[Collected data]
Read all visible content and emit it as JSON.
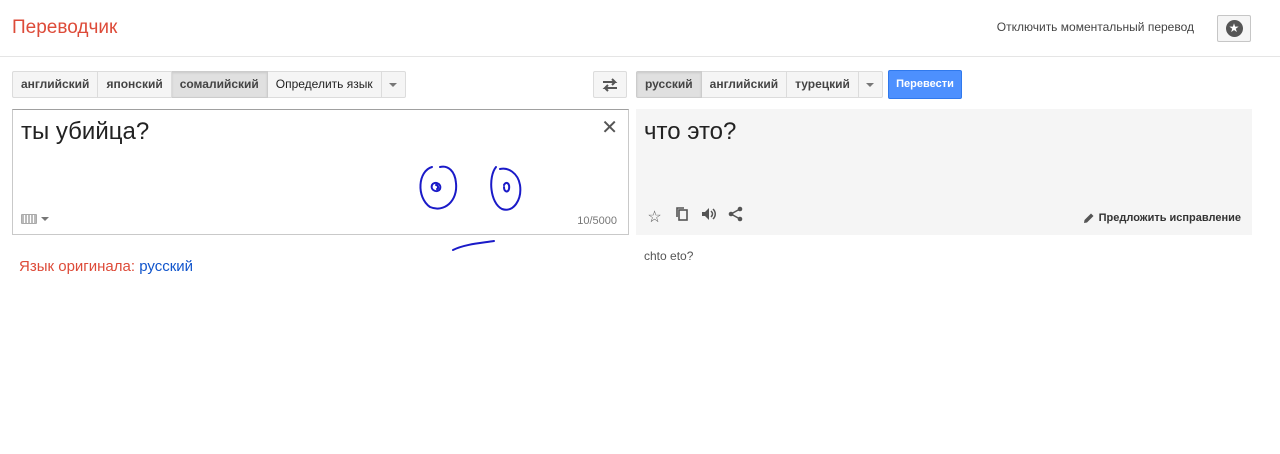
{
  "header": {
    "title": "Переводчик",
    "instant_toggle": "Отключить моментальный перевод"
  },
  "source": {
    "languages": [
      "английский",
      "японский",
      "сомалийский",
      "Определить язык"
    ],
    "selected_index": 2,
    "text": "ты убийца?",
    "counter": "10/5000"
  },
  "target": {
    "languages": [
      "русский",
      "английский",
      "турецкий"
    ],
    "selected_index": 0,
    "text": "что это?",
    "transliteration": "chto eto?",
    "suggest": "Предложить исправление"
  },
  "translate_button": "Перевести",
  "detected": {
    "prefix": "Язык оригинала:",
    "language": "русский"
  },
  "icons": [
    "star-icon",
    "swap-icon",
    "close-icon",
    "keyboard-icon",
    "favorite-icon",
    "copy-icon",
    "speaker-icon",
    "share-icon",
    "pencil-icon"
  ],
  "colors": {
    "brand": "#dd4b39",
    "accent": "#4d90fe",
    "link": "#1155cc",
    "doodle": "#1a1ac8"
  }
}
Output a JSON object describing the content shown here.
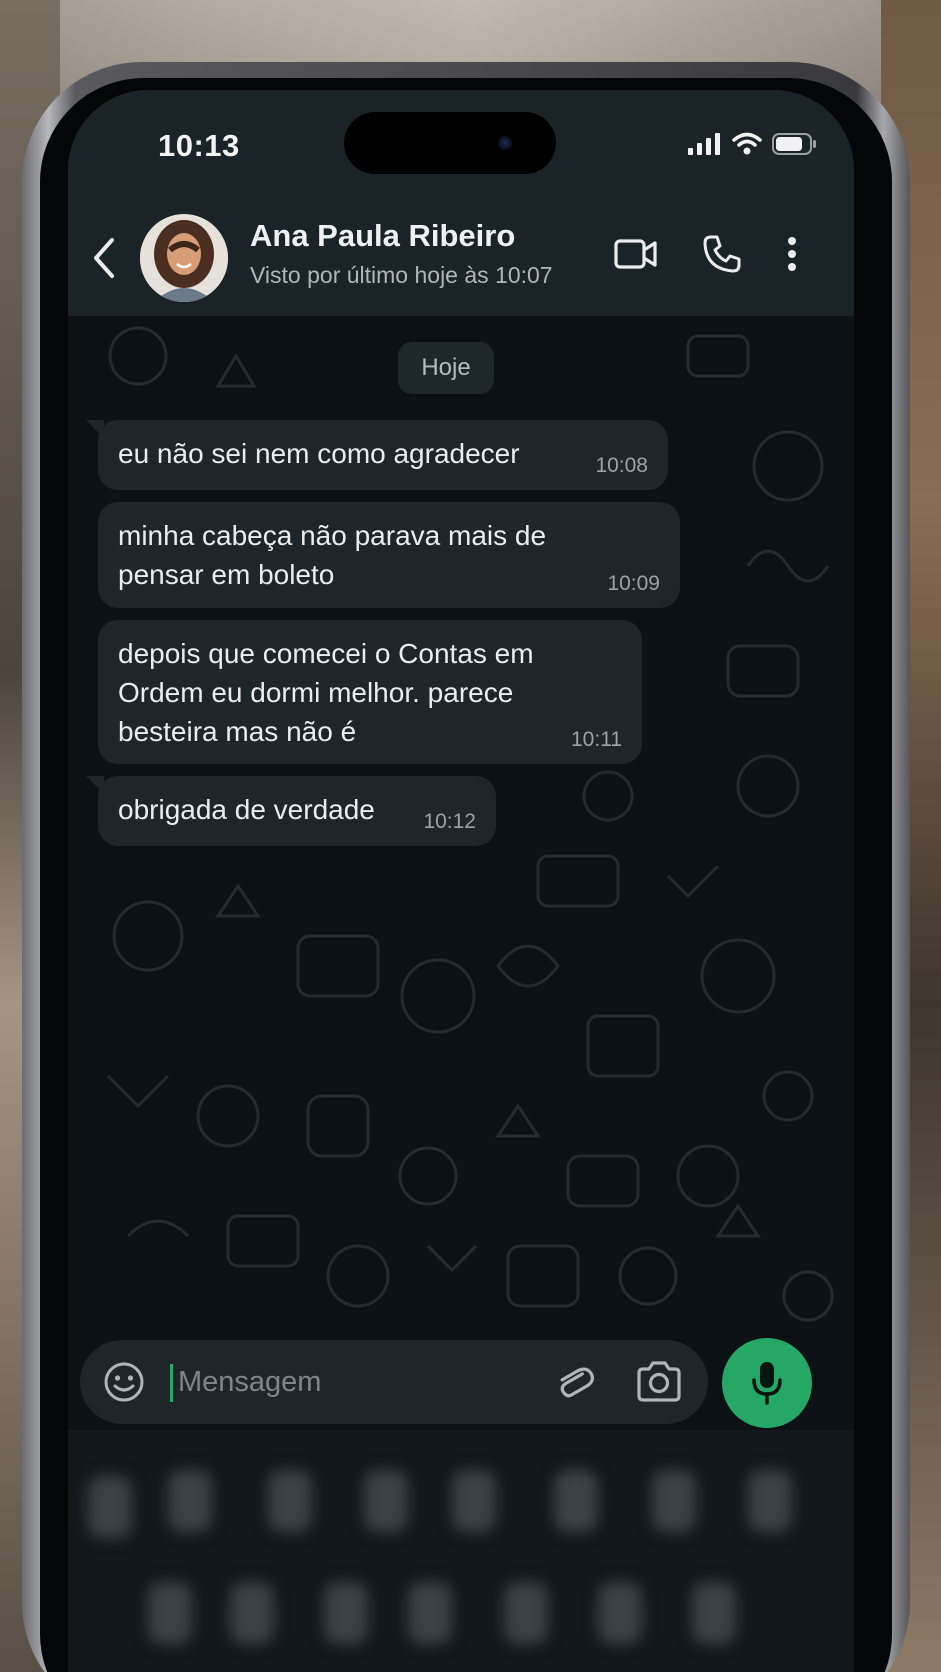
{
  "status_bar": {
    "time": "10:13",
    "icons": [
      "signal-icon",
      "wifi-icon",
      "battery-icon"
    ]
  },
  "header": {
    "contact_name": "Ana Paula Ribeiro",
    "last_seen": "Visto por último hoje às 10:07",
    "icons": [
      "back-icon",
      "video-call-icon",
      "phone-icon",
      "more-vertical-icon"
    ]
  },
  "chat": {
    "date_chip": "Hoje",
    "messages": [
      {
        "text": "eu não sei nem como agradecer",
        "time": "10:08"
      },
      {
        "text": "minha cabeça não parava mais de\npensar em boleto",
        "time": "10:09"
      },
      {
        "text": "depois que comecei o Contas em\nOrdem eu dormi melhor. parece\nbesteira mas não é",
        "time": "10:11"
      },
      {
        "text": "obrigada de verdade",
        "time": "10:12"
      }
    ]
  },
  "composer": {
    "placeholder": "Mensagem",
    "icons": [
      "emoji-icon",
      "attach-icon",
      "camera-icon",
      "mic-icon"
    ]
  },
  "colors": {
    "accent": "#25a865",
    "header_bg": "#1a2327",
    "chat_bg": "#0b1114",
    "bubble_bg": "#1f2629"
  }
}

- [Your objective] List each line holding the string "content".

- [Answer for this exercise]
Read all visible content and emit it as JSON.
Output a JSON object describing the content shown here.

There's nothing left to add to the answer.